(Collection entries)
************

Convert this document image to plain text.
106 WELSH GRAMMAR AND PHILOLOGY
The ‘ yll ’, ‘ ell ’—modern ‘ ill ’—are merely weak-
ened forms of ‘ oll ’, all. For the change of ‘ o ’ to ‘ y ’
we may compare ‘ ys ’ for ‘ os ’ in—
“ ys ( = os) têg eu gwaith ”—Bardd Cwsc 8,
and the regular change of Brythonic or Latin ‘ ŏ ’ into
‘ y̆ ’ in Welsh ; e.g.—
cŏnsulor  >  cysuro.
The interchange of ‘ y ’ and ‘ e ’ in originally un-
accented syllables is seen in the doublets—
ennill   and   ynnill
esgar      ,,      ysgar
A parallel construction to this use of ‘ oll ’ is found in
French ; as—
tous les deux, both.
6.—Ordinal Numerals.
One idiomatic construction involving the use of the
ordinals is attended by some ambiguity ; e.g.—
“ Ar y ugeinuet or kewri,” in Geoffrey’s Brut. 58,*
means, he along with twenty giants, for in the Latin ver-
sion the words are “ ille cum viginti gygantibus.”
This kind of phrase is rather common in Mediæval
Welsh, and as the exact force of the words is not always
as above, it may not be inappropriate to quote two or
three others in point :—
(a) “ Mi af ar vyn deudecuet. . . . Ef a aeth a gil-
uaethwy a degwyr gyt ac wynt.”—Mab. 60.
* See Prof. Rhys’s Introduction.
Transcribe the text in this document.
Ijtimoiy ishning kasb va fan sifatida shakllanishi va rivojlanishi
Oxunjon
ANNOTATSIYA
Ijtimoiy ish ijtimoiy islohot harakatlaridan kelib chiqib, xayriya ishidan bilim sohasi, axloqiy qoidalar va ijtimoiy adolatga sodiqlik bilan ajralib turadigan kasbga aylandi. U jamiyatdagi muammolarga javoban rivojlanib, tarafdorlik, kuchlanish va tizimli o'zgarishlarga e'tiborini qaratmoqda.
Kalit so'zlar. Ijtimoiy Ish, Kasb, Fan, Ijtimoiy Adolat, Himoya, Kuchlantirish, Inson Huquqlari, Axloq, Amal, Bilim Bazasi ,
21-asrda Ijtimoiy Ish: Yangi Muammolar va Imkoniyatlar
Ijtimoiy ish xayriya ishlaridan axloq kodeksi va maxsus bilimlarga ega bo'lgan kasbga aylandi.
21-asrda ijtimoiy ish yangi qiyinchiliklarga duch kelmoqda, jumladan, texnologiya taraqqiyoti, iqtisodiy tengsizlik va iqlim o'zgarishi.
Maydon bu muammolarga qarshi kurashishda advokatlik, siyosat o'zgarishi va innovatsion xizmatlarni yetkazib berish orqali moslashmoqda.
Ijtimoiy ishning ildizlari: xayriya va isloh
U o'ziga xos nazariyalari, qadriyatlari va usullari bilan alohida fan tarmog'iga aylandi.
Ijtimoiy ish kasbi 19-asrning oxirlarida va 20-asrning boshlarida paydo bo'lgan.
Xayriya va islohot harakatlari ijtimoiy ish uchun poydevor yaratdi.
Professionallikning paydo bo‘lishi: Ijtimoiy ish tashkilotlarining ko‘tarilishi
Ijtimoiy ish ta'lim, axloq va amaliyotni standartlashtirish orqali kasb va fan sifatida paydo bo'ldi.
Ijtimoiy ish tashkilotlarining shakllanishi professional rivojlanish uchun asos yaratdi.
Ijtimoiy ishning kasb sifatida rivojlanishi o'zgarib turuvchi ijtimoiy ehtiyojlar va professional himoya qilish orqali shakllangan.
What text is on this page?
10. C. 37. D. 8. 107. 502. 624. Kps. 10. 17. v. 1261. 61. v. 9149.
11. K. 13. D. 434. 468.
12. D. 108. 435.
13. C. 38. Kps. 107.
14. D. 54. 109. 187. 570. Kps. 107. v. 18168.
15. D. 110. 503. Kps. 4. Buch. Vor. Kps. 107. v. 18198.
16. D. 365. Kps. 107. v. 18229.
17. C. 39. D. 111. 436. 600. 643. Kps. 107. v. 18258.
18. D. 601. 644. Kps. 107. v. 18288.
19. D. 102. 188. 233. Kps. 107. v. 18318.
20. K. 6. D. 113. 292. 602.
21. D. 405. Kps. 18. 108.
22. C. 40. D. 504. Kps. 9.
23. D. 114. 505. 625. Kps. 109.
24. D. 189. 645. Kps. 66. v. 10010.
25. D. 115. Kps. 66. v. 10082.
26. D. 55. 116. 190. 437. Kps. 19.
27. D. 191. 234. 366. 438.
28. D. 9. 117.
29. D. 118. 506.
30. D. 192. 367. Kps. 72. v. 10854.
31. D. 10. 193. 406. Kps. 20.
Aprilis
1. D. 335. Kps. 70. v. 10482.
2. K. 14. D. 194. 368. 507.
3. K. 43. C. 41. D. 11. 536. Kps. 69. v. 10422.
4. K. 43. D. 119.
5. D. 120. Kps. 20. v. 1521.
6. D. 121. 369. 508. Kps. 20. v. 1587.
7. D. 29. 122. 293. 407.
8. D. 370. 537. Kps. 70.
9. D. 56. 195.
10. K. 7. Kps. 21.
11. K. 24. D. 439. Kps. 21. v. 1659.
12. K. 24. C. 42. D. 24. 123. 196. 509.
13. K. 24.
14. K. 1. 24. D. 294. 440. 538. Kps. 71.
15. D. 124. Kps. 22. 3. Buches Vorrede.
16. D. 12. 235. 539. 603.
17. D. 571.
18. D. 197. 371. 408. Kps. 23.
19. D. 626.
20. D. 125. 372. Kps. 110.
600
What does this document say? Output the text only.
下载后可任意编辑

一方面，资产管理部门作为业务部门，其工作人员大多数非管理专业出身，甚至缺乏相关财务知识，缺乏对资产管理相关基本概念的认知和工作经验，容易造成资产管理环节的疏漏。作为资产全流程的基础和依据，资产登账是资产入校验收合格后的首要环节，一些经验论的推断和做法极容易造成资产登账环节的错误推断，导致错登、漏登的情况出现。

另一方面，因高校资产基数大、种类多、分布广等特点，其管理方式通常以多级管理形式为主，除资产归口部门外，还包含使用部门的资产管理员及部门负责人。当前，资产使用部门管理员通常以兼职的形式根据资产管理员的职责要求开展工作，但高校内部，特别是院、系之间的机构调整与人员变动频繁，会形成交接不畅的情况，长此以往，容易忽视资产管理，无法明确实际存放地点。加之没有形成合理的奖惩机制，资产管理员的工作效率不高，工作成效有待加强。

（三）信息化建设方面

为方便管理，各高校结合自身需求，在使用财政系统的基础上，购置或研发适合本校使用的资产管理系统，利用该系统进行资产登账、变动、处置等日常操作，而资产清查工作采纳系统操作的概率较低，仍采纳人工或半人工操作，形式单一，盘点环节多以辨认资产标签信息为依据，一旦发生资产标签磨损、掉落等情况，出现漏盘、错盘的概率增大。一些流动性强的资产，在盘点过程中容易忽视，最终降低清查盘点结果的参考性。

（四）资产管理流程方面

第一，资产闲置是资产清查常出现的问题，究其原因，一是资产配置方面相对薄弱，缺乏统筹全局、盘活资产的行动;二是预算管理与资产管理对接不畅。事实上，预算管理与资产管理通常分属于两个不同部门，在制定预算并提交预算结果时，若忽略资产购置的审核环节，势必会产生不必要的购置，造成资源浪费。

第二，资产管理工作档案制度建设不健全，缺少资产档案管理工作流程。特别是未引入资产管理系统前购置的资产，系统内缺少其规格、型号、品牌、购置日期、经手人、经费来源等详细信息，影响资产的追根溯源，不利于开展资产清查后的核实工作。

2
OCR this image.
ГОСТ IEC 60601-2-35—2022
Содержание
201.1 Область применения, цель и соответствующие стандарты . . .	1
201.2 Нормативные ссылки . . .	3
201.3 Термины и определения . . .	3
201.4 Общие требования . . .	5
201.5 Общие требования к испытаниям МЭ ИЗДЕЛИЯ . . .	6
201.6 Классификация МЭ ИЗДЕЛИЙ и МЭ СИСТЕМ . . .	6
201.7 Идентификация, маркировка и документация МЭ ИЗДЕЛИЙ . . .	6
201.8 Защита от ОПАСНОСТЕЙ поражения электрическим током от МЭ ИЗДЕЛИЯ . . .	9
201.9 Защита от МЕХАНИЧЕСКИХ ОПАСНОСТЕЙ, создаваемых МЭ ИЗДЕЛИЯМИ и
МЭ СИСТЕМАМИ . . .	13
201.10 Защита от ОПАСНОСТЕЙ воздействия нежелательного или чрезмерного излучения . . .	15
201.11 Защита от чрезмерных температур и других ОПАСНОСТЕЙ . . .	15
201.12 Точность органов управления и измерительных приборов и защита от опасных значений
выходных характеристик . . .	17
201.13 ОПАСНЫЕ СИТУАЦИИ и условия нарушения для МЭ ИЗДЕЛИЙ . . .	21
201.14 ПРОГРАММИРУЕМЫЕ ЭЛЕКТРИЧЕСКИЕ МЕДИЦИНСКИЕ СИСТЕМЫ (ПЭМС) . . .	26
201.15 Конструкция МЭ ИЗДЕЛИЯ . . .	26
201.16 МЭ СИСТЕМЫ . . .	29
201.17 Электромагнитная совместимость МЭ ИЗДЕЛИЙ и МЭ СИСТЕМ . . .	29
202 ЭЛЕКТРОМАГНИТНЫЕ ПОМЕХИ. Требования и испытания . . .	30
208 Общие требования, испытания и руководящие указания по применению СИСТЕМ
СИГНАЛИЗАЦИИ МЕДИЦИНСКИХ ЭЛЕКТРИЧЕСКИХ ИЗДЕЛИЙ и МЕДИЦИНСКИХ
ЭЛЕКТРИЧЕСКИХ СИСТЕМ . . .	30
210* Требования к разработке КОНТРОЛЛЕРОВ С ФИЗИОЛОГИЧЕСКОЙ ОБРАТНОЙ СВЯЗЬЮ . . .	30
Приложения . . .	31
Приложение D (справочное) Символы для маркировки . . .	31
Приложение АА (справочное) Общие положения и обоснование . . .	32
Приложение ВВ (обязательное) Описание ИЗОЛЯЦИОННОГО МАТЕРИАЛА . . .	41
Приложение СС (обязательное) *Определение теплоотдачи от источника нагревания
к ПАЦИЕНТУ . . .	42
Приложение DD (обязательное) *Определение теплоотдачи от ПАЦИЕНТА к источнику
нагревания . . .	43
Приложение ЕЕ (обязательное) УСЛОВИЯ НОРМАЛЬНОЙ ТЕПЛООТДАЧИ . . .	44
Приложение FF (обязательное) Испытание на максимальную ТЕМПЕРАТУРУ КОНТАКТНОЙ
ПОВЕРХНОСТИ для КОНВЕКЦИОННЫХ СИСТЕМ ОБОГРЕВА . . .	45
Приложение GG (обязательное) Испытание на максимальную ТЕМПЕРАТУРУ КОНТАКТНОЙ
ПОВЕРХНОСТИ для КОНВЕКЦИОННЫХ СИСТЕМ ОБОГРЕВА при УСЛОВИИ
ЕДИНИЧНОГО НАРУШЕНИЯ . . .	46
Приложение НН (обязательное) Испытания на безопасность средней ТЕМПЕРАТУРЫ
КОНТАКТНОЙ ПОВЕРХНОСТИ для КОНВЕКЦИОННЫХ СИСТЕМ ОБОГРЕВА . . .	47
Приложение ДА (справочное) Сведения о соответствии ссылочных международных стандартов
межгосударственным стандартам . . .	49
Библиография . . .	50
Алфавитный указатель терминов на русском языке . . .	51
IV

************

- _Required task_:
From the listing, copy each line containing the word "КОНТАКТНОЙ".

- _Result of the task_:
Приложение FF (обязательное) Испытание на максимальную ТЕМПЕРАТУРУ КОНТАКТНОЙ
Приложение GG (обязательное) Испытание на максимальную ТЕМПЕРАТУРУ КОНТАКТНОЙ
КОНТАКТНОЙ ПОВЕРХНОСТИ для КОНВЕКЦИОННЫХ СИСТЕМ ОБОГРЕВА . . .	47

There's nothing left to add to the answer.